EXERCISE INSTRUCTIONS:
A. List the forex markets named in the time zone clock thread.
B. In the time zone clock thread, how many times does the first poster want the clock to display?

# Best time zone clock



## WaySolid (11 June 2007)

Anyone have a good suggestion for a multi time zone clock for Win XP, something that would would be always available in the system tray and unobtrusive would be nice.. free preferably. Only looking for 3 or 4 times to be displayed.

Have done a google of course, just looking for some feedback.


----------



## CanOz (11 June 2007)

WaySolid said:


> Anyone have a good suggestion for a multi time zone clock for Win XP, something that would would be always available in the system tray and unobtrusive would be nice.. free preferably. Only looking for 3 or 4 times to be displayed.
> 
> Have done a google of course, just looking for some feedback.




A few options here. I like the one that comes with my Premium Data too.

http://www.timeanddate.com/worldclock/

Cheers,


----------



## telstrareg (13 June 2007)

I know of free utility that tells you when Lon, Tok, NY and Syd forex markets 'open'. Is that why u needed the clock?


----------



## WaySolid (14 June 2007)

telstrareg said:


> I know of free utility that tells you when Lon, Tok, NY and Syd forex markets 'open'. Is that why u needed the clock?

GIVEN ENTRIES:
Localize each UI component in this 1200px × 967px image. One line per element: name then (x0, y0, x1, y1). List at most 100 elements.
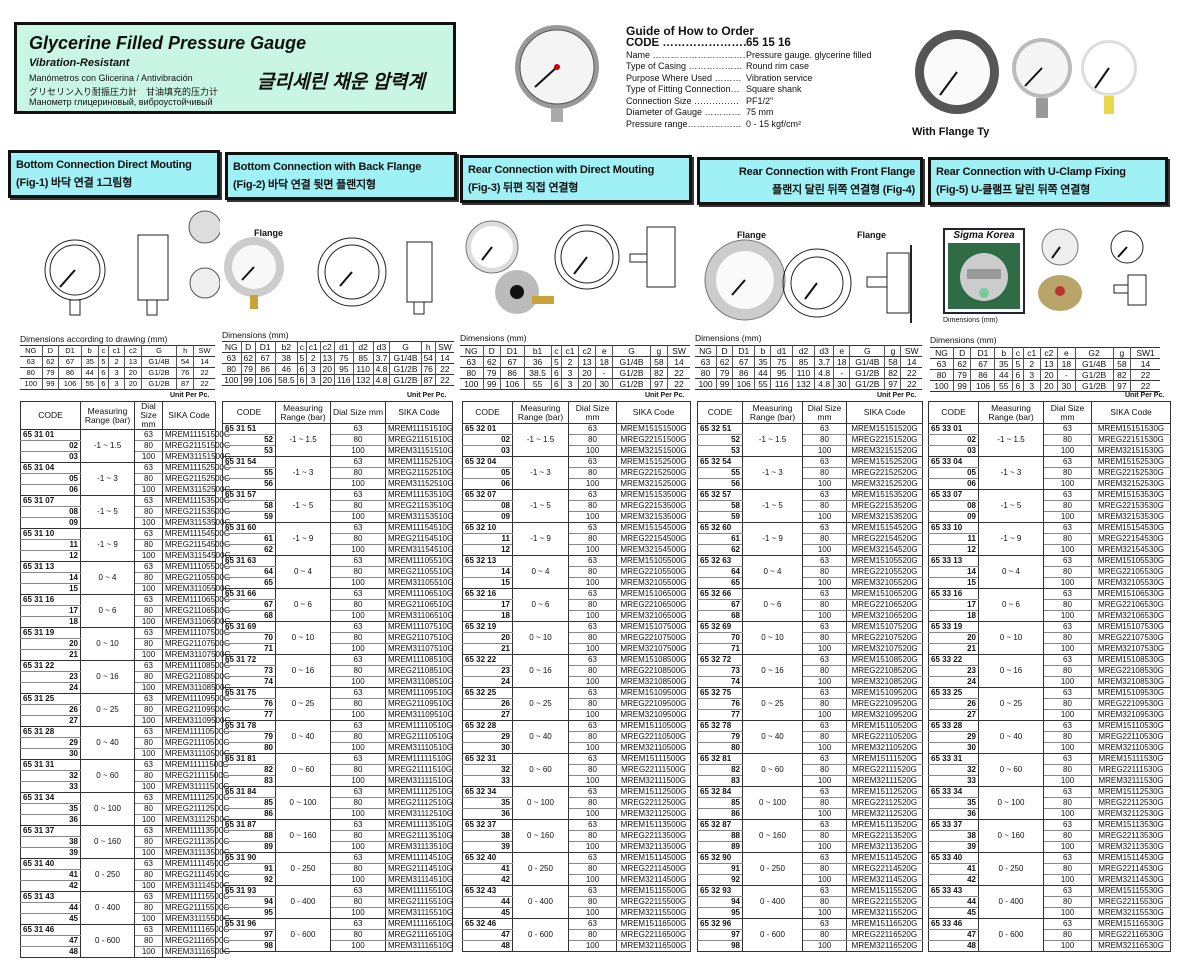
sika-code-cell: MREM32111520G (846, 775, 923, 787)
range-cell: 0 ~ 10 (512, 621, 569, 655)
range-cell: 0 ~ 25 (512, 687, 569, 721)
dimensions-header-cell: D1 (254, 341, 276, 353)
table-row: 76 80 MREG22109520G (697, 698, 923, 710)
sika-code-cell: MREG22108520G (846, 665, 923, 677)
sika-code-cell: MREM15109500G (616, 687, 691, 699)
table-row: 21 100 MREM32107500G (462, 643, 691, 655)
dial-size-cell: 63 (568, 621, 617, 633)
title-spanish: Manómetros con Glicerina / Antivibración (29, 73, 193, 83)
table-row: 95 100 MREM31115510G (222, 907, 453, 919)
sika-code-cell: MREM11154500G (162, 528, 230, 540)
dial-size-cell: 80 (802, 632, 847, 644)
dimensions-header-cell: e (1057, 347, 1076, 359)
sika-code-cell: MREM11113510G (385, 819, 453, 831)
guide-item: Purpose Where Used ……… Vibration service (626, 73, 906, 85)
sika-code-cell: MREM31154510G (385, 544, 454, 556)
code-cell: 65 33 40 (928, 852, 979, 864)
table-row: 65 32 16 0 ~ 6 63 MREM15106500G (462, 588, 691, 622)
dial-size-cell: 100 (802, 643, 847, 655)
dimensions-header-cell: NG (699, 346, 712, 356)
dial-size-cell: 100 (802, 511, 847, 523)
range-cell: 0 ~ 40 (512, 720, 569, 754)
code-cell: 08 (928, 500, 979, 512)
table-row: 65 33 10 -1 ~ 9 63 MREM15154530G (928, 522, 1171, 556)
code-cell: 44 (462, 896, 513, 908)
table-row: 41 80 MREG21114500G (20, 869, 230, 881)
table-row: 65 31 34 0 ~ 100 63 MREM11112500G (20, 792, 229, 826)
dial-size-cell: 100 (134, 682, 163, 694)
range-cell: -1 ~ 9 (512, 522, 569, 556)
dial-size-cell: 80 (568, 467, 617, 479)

TASK SOLUTIONS:
A. Lon, Tok, NY, Syd

B. 3 or 4 times.